What you need to do
Copy everything in the data below exactly except the pictures.

(Stored data)
## begin

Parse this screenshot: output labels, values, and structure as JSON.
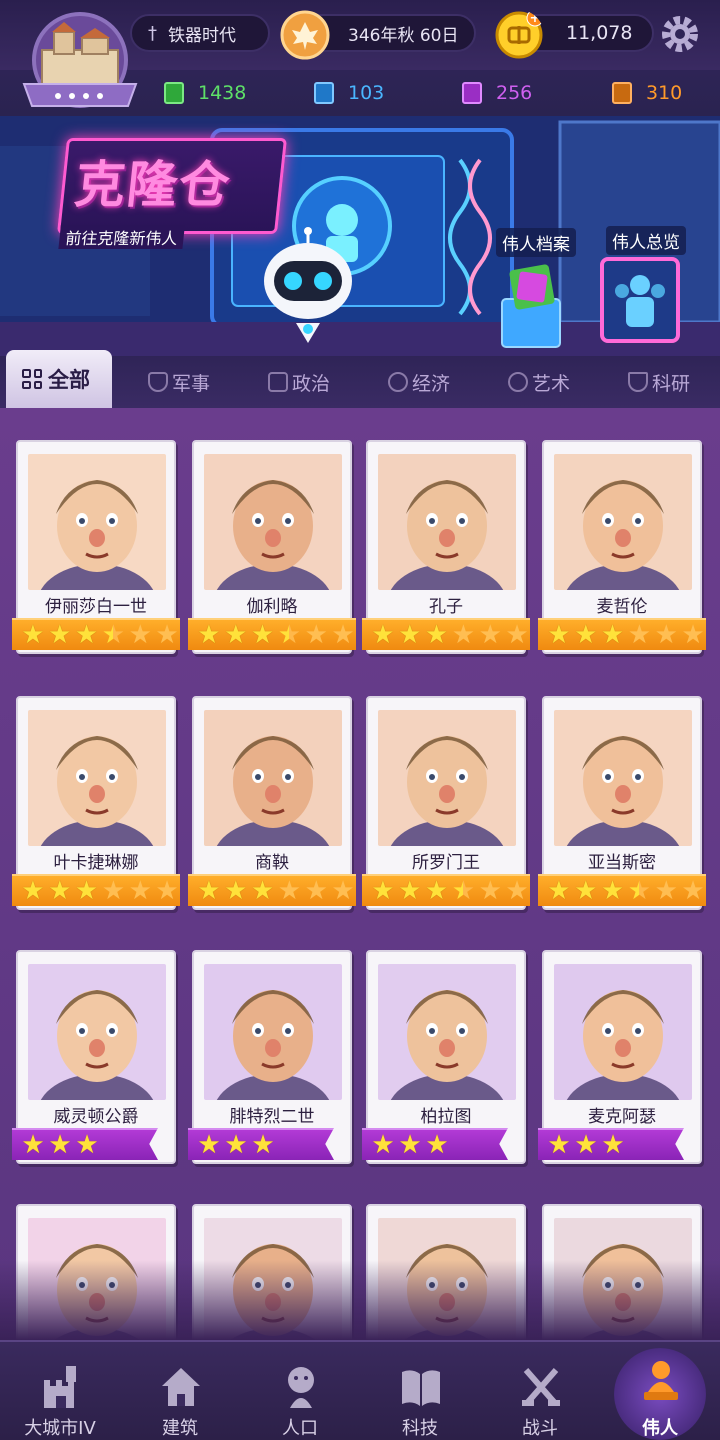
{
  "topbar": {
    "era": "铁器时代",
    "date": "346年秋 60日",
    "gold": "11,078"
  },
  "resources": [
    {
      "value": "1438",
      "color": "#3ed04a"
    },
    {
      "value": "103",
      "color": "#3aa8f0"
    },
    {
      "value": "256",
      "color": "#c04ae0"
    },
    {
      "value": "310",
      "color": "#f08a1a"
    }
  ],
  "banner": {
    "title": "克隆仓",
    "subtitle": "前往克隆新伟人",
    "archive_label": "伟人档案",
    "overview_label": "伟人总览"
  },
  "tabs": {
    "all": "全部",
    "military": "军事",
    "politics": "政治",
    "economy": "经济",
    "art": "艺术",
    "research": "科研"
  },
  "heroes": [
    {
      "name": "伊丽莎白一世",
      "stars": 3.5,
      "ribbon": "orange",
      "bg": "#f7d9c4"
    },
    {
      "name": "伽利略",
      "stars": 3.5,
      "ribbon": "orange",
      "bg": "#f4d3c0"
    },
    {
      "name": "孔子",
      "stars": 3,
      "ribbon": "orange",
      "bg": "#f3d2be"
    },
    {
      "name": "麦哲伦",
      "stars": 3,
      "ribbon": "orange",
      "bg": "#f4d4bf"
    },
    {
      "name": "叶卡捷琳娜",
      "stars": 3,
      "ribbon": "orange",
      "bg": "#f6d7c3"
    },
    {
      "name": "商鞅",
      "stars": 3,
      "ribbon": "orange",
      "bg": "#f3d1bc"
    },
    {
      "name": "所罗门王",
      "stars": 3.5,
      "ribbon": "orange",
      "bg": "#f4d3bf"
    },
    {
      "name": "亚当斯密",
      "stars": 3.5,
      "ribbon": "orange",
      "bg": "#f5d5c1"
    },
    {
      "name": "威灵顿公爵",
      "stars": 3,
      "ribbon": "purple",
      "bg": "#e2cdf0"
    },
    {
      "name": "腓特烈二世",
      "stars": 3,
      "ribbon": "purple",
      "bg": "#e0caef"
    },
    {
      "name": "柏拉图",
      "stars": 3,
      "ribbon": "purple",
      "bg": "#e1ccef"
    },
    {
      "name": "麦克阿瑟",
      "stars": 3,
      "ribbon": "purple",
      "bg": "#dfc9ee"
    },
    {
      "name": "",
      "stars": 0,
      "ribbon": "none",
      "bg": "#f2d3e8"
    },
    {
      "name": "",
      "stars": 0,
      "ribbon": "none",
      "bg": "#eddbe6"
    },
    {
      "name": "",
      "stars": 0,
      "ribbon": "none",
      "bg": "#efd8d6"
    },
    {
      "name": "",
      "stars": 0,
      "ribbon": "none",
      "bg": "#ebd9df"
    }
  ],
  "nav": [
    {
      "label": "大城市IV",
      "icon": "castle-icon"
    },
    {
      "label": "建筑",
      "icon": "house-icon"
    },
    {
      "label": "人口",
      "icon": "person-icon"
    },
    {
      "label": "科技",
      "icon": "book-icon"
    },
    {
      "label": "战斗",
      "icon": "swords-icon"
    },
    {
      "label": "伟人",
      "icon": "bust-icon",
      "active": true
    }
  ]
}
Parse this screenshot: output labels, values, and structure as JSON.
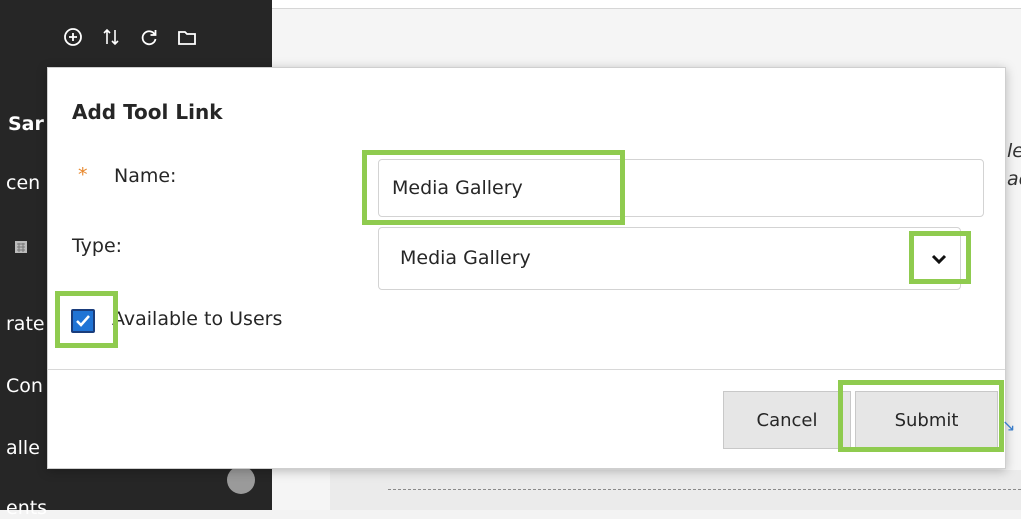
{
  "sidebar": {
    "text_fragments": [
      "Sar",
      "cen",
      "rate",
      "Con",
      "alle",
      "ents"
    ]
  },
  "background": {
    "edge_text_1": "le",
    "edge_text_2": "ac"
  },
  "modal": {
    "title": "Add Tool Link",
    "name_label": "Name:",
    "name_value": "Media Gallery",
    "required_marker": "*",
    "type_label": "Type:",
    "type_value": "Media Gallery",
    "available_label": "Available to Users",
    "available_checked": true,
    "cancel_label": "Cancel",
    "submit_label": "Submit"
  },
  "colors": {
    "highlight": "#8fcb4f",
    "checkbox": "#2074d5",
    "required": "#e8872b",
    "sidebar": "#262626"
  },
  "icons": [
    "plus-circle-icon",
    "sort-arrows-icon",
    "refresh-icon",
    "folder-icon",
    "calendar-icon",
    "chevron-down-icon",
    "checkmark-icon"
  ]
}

## end

Exercise response
Parse this screenshot: output labels, values, and structure as JSON.
{
  "topbar": {
    "era": "铁器时代",
    "date": "346年秋 60日",
    "gold": "11,078"
  },
  "resources": [
    {
      "value": "1438",
      "color": "#3ed04a"
    },
    {
      "value": "103",
      "color": "#3aa8f0"
    },
    {
      "value": "256",
      "color": "#c04ae0"
    },
    {
      "value": "310",
      "color": "#f08a1a"
    }
  ],
  "banner": {
    "title": "克隆仓",
    "subtitle": "前往克隆新伟人",
    "archive_label": "伟人档案",
    "overview_label": "伟人总览"
  },
  "tabs": {
    "all": "全部",
    "military": "军事",
    "politics": "政治",
    "economy": "经济",
    "art": "艺术",
    "research": "科研"
  },
  "heroes": [
    {
      "name": "伊丽莎白一世",
      "stars": 3.5,
      "ribbon": "orange",
      "bg": "#f7d9c4"
    },
    {
      "name": "伽利略",
      "stars": 3.5,
      "ribbon": "orange",
      "bg": "#f4d3c0"
    },
    {
      "name": "孔子",
      "stars": 3,
      "ribbon": "orange",
      "bg": "#f3d2be"
    },
    {
      "name": "麦哲伦",
      "stars": 3,
      "ribbon": "orange",
      "bg": "#f4d4bf"
    },
    {
      "name": "叶卡捷琳娜",
      "stars": 3,
      "ribbon": "orange",
      "bg": "#f6d7c3"
    },
    {
      "name": "商鞅",
      "stars": 3,
      "ribbon": "orange",
      "bg": "#f3d1bc"
    },
    {
      "name": "所罗门王",
      "stars": 3.5,
      "ribbon": "orange",
      "bg": "#f4d3bf"
    },
    {
      "name": "亚当斯密",
      "stars": 3.5,
      "ribbon": "orange",
      "bg": "#f5d5c1"
    },
    {
      "name": "威灵顿公爵",
      "stars": 3,
      "ribbon": "purple",
      "bg": "#e2cdf0"
    },
    {
      "name": "腓特烈二世",
      "stars": 3,
      "ribbon": "purple",
      "bg": "#e0caef"
    },
    {
      "name": "柏拉图",
      "stars": 3,
      "ribbon": "purple",
      "bg": "#e1ccef"
    },
    {
      "name": "麦克阿瑟",
      "stars": 3,
      "ribbon": "purple",
      "bg": "#dfc9ee"
    },
    {
      "name": "",
      "stars": 0,
      "ribbon": "none",
      "bg": "#f2d3e8"
    },
    {
      "name": "",
      "stars": 0,
      "ribbon": "none",
      "bg": "#eddbe6"
    },
    {
      "name": "",
      "stars": 0,
      "ribbon": "none",
      "bg": "#efd8d6"
    },
    {
      "name": "",
      "stars": 0,
      "ribbon": "none",
      "bg": "#ebd9df"
    }
  ],
  "nav": [
    {
      "label": "大城市IV",
      "icon": "castle-icon"
    },
    {
      "label": "建筑",
      "icon": "house-icon"
    },
    {
      "label": "人口",
      "icon": "person-icon"
    },
    {
      "label": "科技",
      "icon": "book-icon"
    },
    {
      "label": "战斗",
      "icon": "swords-icon"
    },
    {
      "label": "伟人",
      "icon": "bust-icon",
      "active": true
    }
  ]
}
Parse this screenshot: output labels, values, and structure as JSON.
{
  "sidebar": {
    "text_fragments": [
      "Sar",
      "cen",
      "rate",
      "Con",
      "alle",
      "ents"
    ]
  },
  "background": {
    "edge_text_1": "le",
    "edge_text_2": "ac"
  },
  "modal": {
    "title": "Add Tool Link",
    "name_label": "Name:",
    "name_value": "Media Gallery",
    "required_marker": "*",
    "type_label": "Type:",
    "type_value": "Media Gallery",
    "available_label": "Available to Users",
    "available_checked": true,
    "cancel_label": "Cancel",
    "submit_label": "Submit"
  },
  "colors": {
    "highlight": "#8fcb4f",
    "checkbox": "#2074d5",
    "required": "#e8872b",
    "sidebar": "#262626"
  },
  "icons": [
    "plus-circle-icon",
    "sort-arrows-icon",
    "refresh-icon",
    "folder-icon",
    "calendar-icon",
    "chevron-down-icon",
    "checkmark-icon"
  ]
}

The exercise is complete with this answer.